Spatial layout data:
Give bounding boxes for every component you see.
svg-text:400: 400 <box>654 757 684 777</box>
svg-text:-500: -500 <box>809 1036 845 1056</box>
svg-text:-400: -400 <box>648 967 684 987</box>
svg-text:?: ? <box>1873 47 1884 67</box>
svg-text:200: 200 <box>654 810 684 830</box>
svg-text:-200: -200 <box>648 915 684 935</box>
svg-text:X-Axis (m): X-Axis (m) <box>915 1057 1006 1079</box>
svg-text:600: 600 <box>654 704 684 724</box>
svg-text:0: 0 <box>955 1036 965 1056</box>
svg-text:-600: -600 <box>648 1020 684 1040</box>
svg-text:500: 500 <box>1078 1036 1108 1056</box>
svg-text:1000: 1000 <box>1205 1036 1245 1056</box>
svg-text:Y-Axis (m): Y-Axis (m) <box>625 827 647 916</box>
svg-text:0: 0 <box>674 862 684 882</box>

What you are asked to do
Output every line of the rows above as a numbered list, omitting any blank lines.

Response to the task
1. Give bounding boxes for every component you see.
2. svg-text:400: 400 <box>654 757 684 777</box>
3. svg-text:-500: -500 <box>809 1036 845 1056</box>
4. svg-text:-400: -400 <box>648 967 684 987</box>
5. svg-text:?: ? <box>1873 47 1884 67</box>
6. svg-text:200: 200 <box>654 810 684 830</box>
7. svg-text:-200: -200 <box>648 915 684 935</box>
8. svg-text:X-Axis (m): X-Axis (m) <box>915 1057 1006 1079</box>
9. svg-text:600: 600 <box>654 704 684 724</box>
10. svg-text:0: 0 <box>955 1036 965 1056</box>
11. svg-text:-600: -600 <box>648 1020 684 1040</box>
12. svg-text:500: 500 <box>1078 1036 1108 1056</box>
13. svg-text:1000: 1000 <box>1205 1036 1245 1056</box>
14. svg-text:Y-Axis (m): Y-Axis (m) <box>625 827 647 916</box>
15. svg-text:0: 0 <box>674 862 684 882</box>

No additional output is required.